>> Begin Provided data

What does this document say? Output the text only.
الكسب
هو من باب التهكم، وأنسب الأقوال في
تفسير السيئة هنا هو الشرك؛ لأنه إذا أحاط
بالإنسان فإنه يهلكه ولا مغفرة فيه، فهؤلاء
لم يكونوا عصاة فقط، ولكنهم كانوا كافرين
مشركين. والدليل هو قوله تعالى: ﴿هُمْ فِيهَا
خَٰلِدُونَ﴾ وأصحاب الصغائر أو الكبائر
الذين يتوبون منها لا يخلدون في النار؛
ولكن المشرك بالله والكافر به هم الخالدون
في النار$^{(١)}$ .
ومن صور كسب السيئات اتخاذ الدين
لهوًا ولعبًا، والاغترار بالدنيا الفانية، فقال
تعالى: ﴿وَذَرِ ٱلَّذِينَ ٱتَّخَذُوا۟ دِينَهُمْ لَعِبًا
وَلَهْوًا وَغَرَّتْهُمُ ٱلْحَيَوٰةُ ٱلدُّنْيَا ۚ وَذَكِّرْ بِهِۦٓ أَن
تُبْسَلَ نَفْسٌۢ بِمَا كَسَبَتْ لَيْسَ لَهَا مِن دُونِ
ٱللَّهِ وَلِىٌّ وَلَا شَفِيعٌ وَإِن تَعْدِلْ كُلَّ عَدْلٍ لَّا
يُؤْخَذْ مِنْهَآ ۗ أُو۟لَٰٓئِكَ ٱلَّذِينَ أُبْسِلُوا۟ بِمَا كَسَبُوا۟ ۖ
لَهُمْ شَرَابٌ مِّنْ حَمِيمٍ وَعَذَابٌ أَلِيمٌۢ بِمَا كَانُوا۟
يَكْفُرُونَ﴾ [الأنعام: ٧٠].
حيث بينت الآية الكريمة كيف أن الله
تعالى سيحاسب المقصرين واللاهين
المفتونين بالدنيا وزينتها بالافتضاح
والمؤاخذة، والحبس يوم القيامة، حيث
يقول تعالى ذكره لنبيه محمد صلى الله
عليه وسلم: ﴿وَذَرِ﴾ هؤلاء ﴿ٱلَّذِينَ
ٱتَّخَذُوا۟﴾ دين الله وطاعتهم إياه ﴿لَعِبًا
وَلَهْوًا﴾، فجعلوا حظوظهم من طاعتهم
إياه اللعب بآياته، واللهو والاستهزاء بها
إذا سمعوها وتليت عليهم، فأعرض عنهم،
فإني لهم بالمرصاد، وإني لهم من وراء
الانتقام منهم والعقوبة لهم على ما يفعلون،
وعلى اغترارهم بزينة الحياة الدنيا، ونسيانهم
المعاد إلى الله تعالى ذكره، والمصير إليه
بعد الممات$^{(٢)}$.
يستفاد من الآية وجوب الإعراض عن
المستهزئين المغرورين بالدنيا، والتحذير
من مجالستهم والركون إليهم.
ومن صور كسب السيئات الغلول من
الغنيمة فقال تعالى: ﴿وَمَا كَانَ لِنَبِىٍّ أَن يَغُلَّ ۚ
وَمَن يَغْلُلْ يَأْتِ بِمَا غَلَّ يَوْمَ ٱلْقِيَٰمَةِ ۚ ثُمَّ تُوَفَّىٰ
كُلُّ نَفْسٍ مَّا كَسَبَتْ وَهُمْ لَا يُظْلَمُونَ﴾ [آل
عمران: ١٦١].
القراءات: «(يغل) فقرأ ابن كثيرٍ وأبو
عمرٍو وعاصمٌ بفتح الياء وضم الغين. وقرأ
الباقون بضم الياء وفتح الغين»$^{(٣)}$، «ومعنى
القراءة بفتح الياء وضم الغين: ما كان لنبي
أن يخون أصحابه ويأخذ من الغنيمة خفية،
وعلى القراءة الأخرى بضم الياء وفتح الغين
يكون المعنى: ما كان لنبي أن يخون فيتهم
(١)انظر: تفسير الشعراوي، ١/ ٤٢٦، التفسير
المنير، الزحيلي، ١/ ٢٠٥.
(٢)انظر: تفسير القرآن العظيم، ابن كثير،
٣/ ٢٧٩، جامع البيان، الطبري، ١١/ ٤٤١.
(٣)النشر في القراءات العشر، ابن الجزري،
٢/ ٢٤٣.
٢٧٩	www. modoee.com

>> End Provided data

Return all of the data exactly as it reads.

What does this document say? Output the text only.
الكسب
هو من باب التهكم، وأنسب الأقوال في
تفسير السيئة هنا هو الشرك؛ لأنه إذا أحاط
بالإنسان فإنه يهلكه ولا مغفرة فيه، فهؤلاء
لم يكونوا عصاة فقط، ولكنهم كانوا كافرين
مشركين. والدليل هو قوله تعالى: ﴿هُمْ فِيهَا
خَٰلِدُونَ﴾ وأصحاب الصغائر أو الكبائر
الذين يتوبون منها لا يخلدون في النار؛
ولكن المشرك بالله والكافر به هم الخالدون
في النار$^{(١)}$ .
ومن صور كسب السيئات اتخاذ الدين
لهوًا ولعبًا، والاغترار بالدنيا الفانية، فقال
تعالى: ﴿وَذَرِ ٱلَّذِينَ ٱتَّخَذُوا۟ دِينَهُمْ لَعِبًا
وَلَهْوًا وَغَرَّتْهُمُ ٱلْحَيَوٰةُ ٱلدُّنْيَا ۚ وَذَكِّرْ بِهِۦٓ أَن
تُبْسَلَ نَفْسٌۢ بِمَا كَسَبَتْ لَيْسَ لَهَا مِن دُونِ
ٱللَّهِ وَلِىٌّ وَلَا شَفِيعٌ وَإِن تَعْدِلْ كُلَّ عَدْلٍ لَّا
يُؤْخَذْ مِنْهَآ ۗ أُو۟لَٰٓئِكَ ٱلَّذِينَ أُبْسِلُوا۟ بِمَا كَسَبُوا۟ ۖ
لَهُمْ شَرَابٌ مِّنْ حَمِيمٍ وَعَذَابٌ أَلِيمٌۢ بِمَا كَانُوا۟
يَكْفُرُونَ﴾ [الأنعام: ٧٠].
حيث بينت الآية الكريمة كيف أن الله
تعالى سيحاسب المقصرين واللاهين
المفتونين بالدنيا وزينتها بالافتضاح
والمؤاخذة، والحبس يوم القيامة، حيث
يقول تعالى ذكره لنبيه محمد صلى الله
عليه وسلم: ﴿وَذَرِ﴾ هؤلاء ﴿ٱلَّذِينَ
ٱتَّخَذُوا۟﴾ دين الله وطاعتهم إياه ﴿لَعِبًا
وَلَهْوًا﴾، فجعلوا حظوظهم من طاعتهم
إياه اللعب بآياته، واللهو والاستهزاء بها
إذا سمعوها وتليت عليهم، فأعرض عنهم،
فإني لهم بالمرصاد، وإني لهم من وراء
الانتقام منهم والعقوبة لهم على ما يفعلون،
وعلى اغترارهم بزينة الحياة الدنيا، ونسيانهم
المعاد إلى الله تعالى ذكره، والمصير إليه
بعد الممات$^{(٢)}$.
يستفاد من الآية وجوب الإعراض عن
المستهزئين المغرورين بالدنيا، والتحذير
من مجالستهم والركون إليهم.
ومن صور كسب السيئات الغلول من
الغنيمة فقال تعالى: ﴿وَمَا كَانَ لِنَبِىٍّ أَن يَغُلَّ ۚ
وَمَن يَغْلُلْ يَأْتِ بِمَا غَلَّ يَوْمَ ٱلْقِيَٰمَةِ ۚ ثُمَّ تُوَفَّىٰ
كُلُّ نَفْسٍ مَّا كَسَبَتْ وَهُمْ لَا يُظْلَمُونَ﴾ [آل
عمران: ١٦١].
القراءات: «(يغل) فقرأ ابن كثيرٍ وأبو
عمرٍو وعاصمٌ بفتح الياء وضم الغين. وقرأ
الباقون بضم الياء وفتح الغين»$^{(٣)}$، «ومعنى
القراءة بفتح الياء وضم الغين: ما كان لنبي
أن يخون أصحابه ويأخذ من الغنيمة خفية،
وعلى القراءة الأخرى بضم الياء وفتح الغين
يكون المعنى: ما كان لنبي أن يخون فيتهم
(١)انظر: تفسير الشعراوي، ١/ ٤٢٦، التفسير
المنير، الزحيلي، ١/ ٢٠٥.
(٢)انظر: تفسير القرآن العظيم، ابن كثير،
٣/ ٢٧٩، جامع البيان، الطبري، ١١/ ٤٤١.
(٣)النشر في القراءات العشر، ابن الجزري،
٢/ ٢٤٣.
٢٧٩	www. modoee.com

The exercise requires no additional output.